Task material ▸
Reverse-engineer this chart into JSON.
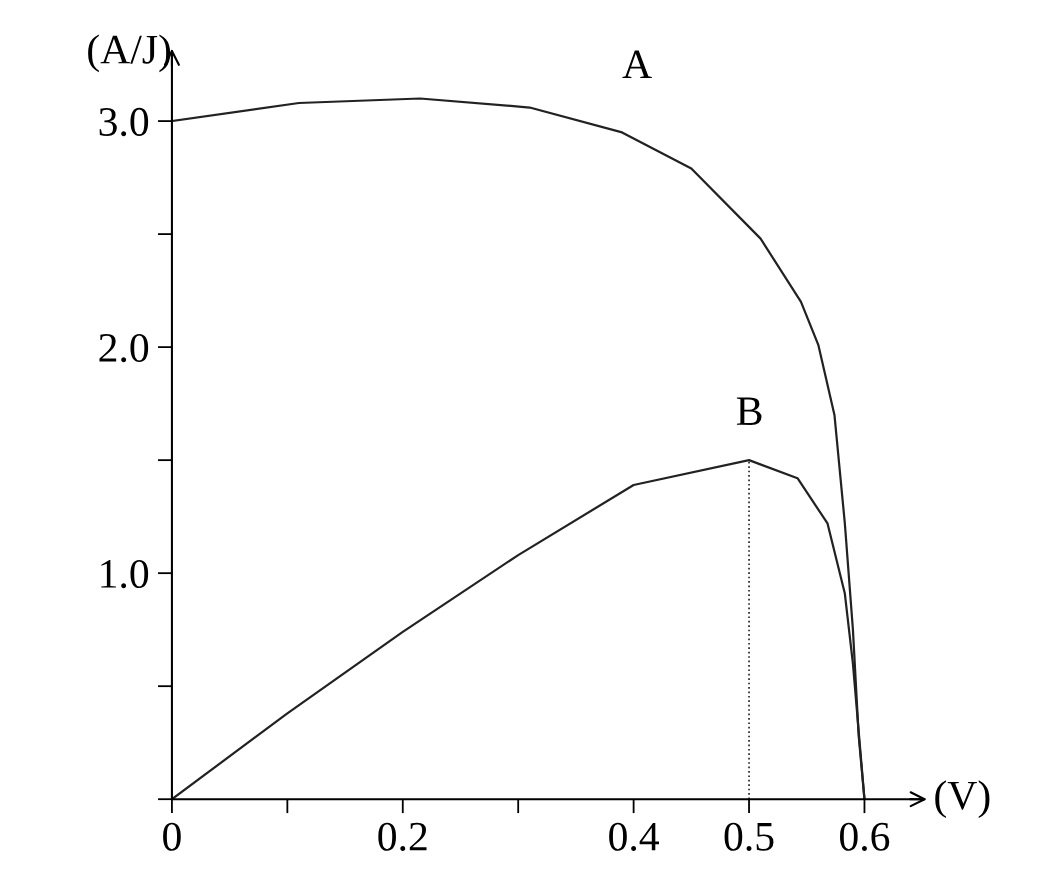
{
  "chart_data": {
    "type": "line",
    "xlabel": "(V)",
    "ylabel": "(A/J)",
    "xlim": [
      0,
      0.65
    ],
    "ylim": [
      0,
      3.3
    ],
    "xticks": [
      {
        "value": 0,
        "label": "0"
      },
      {
        "value": 0.1,
        "label": null
      },
      0.2,
      {
        "value": 0.3,
        "label": null
      },
      0.4,
      0.5,
      0.6
    ],
    "yticks": [
      {
        "value": 0,
        "label": null
      },
      {
        "value": 0.5,
        "label": null
      },
      {
        "value": 1.0,
        "label": "1.0"
      },
      {
        "value": 1.5,
        "label": null
      },
      {
        "value": 2.0,
        "label": "2.0"
      },
      {
        "value": 2.5,
        "label": null
      },
      {
        "value": 3.0,
        "label": "3.0"
      }
    ],
    "series": [
      {
        "color": "#222222",
        "x": [
          0,
          0.11,
          0.215,
          0.31,
          0.39,
          0.45,
          0.51,
          0.545,
          0.56,
          0.574,
          0.583,
          0.59,
          0.595,
          0.6
        ],
        "values": [
          3.0,
          3.08,
          3.1,
          3.06,
          2.95,
          2.79,
          2.48,
          2.2,
          2.01,
          1.7,
          1.22,
          0.75,
          0.28,
          0
        ]
      },
      {
        "color": "#222222",
        "x": [
          0,
          0.1,
          0.2,
          0.3,
          0.4,
          0.5,
          0.542,
          0.568,
          0.583,
          0.59,
          0.6
        ],
        "values": [
          0,
          0.38,
          0.74,
          1.08,
          1.39,
          1.5,
          1.42,
          1.22,
          0.91,
          0.6,
          0
        ]
      }
    ],
    "annotations": [
      "A",
      "B"
    ],
    "ref_lines": [
      {
        "axis": "x",
        "value": 0.5,
        "line_style": "dotted",
        "color": "#222222"
      }
    ],
    "grid": false,
    "legend": false,
    "marker": "none",
    "line_style": "solid"
  }
}
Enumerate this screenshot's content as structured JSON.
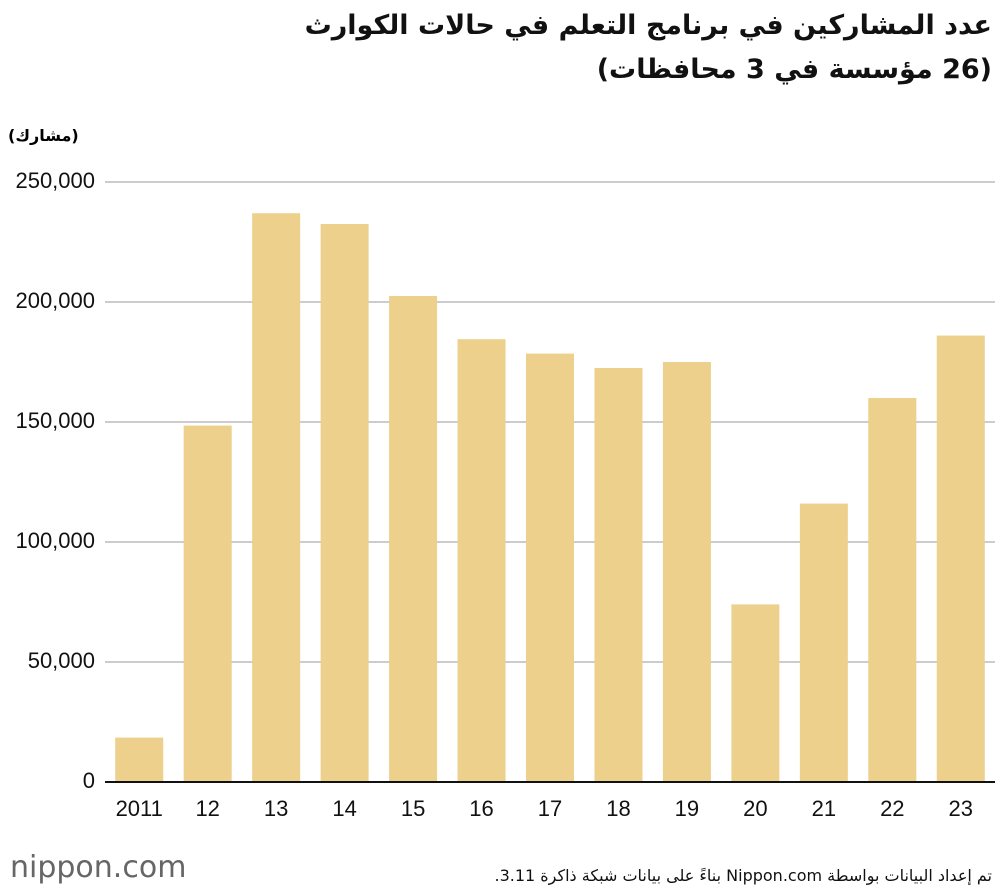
{
  "chart_data": {
    "type": "bar",
    "title": "عدد المشاركين في برنامج التعلم في حالات الكوارث",
    "subtitle": "(26 مؤسسة في 3 محافظات)",
    "y_label": "(مشارك)",
    "source": "تم إعداد البيانات بواسطة Nippon.com بناءً على بيانات شبكة ذاكرة 3.11.",
    "logo": "nippon.com",
    "categories": [
      "2011",
      "12",
      "13",
      "14",
      "15",
      "16",
      "17",
      "18",
      "19",
      "20",
      "21",
      "22",
      "23"
    ],
    "values": [
      18500,
      148500,
      237000,
      232500,
      202500,
      184500,
      178500,
      172500,
      175000,
      74000,
      116000,
      160000,
      186000
    ],
    "color": "#ecd08c",
    "ylim": [
      0,
      250000
    ],
    "yticks": [
      0,
      {
        "value": 50000,
        "label": "50,000"
      },
      {
        "value": 100000,
        "label": "100,000"
      },
      {
        "value": 150000,
        "label": "150,000"
      },
      {
        "value": 200000,
        "label": "200,000"
      },
      {
        "value": 250000,
        "label": "250,000"
      }
    ],
    "grid": true
  }
}
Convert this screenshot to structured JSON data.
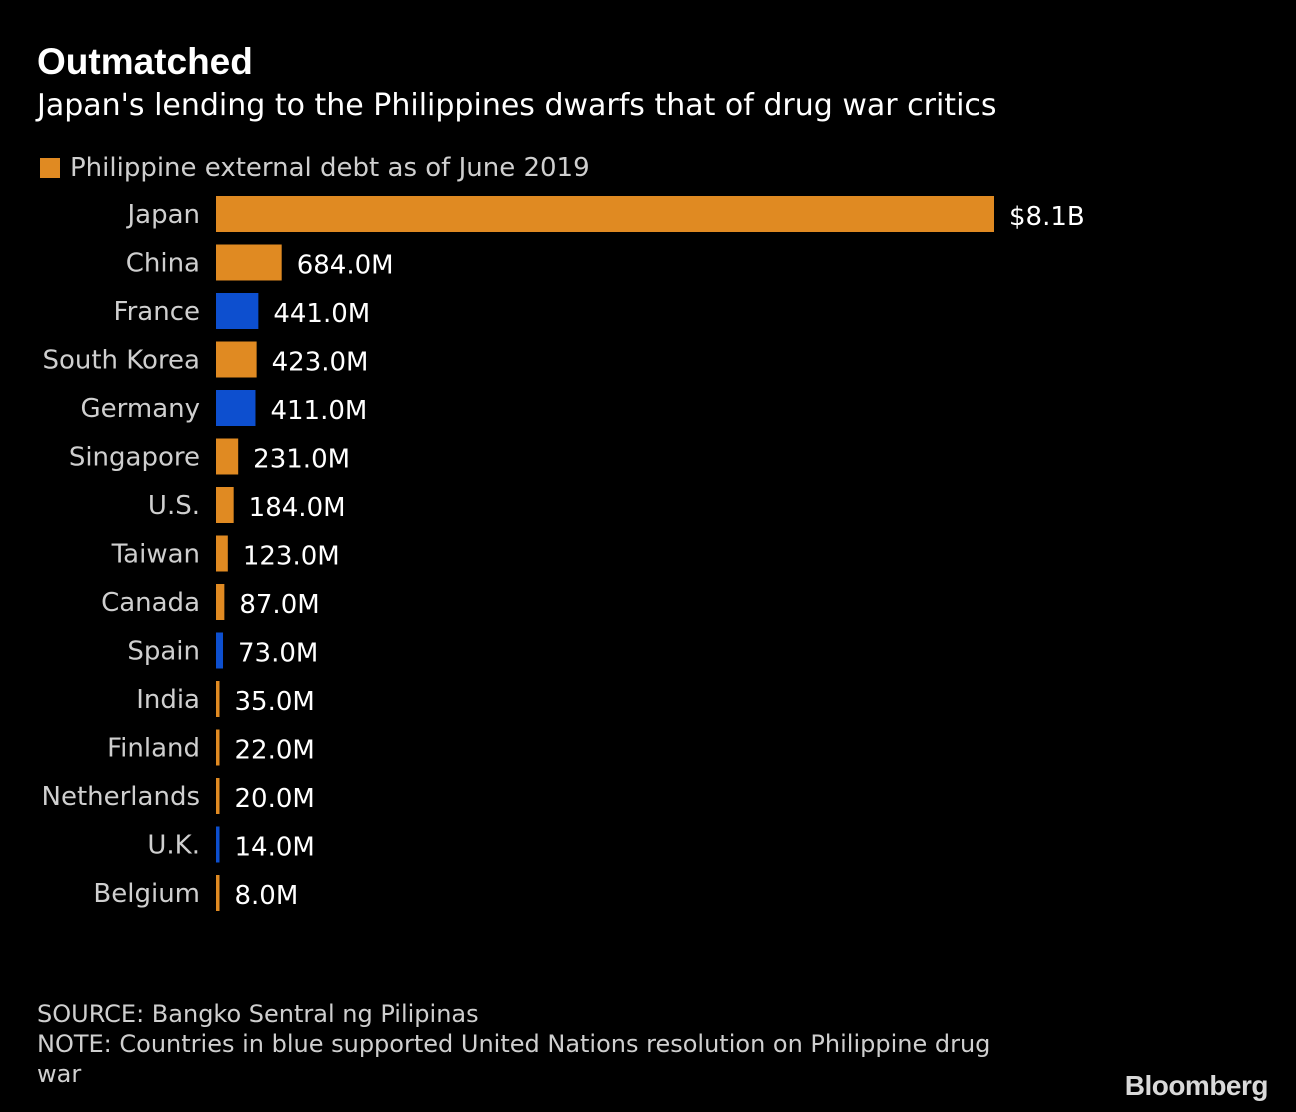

Problem statement ▸
Copy the listing in full and without alteration, omitting every picture.

Full response ▸
Reverse-engineer this chart into JSON.
{
  "chart_data": {
    "type": "line",
    "xlabel": "(V)",
    "ylabel": "(A/J)",
    "xlim": [
      0,
      0.65
    ],
    "ylim": [
      0,
      3.3
    ],
    "xticks": [
      {
        "value": 0,
        "label": "0"
      },
      {
        "value": 0.1,
        "label": null
      },
      0.2,
      {
        "value": 0.3,
        "label": null
      },
      0.4,
      0.5,
      0.6
    ],
    "yticks": [
      {
        "value": 0,
        "label": null
      },
      {
        "value": 0.5,
        "label": null
      },
      {
        "value": 1.0,
        "label": "1.0"
      },
      {
        "value": 1.5,
        "label": null
      },
      {
        "value": 2.0,
        "label": "2.0"
      },
      {
        "value": 2.5,
        "label": null
      },
      {
        "value": 3.0,
        "label": "3.0"
      }
    ],
    "series": [
      {
        "color": "#222222",
        "x": [
          0,
          0.11,
          0.215,
          0.31,
          0.39,
          0.45,
          0.51,
          0.545,
          0.56,
          0.574,
          0.583,
          0.59,
          0.595,
          0.6
        ],
        "values": [
          3.0,
          3.08,
          3.1,
          3.06,
          2.95,
          2.79,
          2.48,
          2.2,
          2.01,
          1.7,
          1.22,
          0.75,
          0.28,
          0
        ]
      },
      {
        "color": "#222222",
        "x": [
          0,
          0.1,
          0.2,
          0.3,
          0.4,
          0.5,
          0.542,
          0.568,
          0.583,
          0.59,
          0.6
        ],
        "values": [
          0,
          0.38,
          0.74,
          1.08,
          1.39,
          1.5,
          1.42,
          1.22,
          0.91,
          0.6,
          0
        ]
      }
    ],
    "annotations": [
      "A",
      "B"
    ],
    "ref_lines": [
      {
        "axis": "x",
        "value": 0.5,
        "line_style": "dotted",
        "color": "#222222"
      }
    ],
    "grid": false,
    "legend": false,
    "marker": "none",
    "line_style": "solid"
  }
}
Enumerate this screenshot's content as structured JSON.
{
  "chart_data": {
    "type": "bar",
    "title": "عدد المشاركين في برنامج التعلم في حالات الكوارث",
    "subtitle": "(26 مؤسسة في 3 محافظات)",
    "y_label": "(مشارك)",
    "source": "تم إعداد البيانات بواسطة Nippon.com بناءً على بيانات شبكة ذاكرة 3.11.",
    "logo": "nippon.com",
    "categories": [
      "2011",
      "12",
      "13",
      "14",
      "15",
      "16",
      "17",
      "18",
      "19",
      "20",
      "21",
      "22",
      "23"
    ],
    "values": [
      18500,
      148500,
      237000,
      232500,
      202500,
      184500,
      178500,
      172500,
      175000,
      74000,
      116000,
      160000,
      186000
    ],
    "color": "#ecd08c",
    "ylim": [
      0,
      250000
    ],
    "yticks": [
      0,
      {
        "value": 50000,
        "label": "50,000"
      },
      {
        "value": 100000,
        "label": "100,000"
      },
      {
        "value": 150000,
        "label": "150,000"
      },
      {
        "value": 200000,
        "label": "200,000"
      },
      {
        "value": 250000,
        "label": "250,000"
      }
    ],
    "grid": true
  }
}
Convert this screenshot to structured JSON data.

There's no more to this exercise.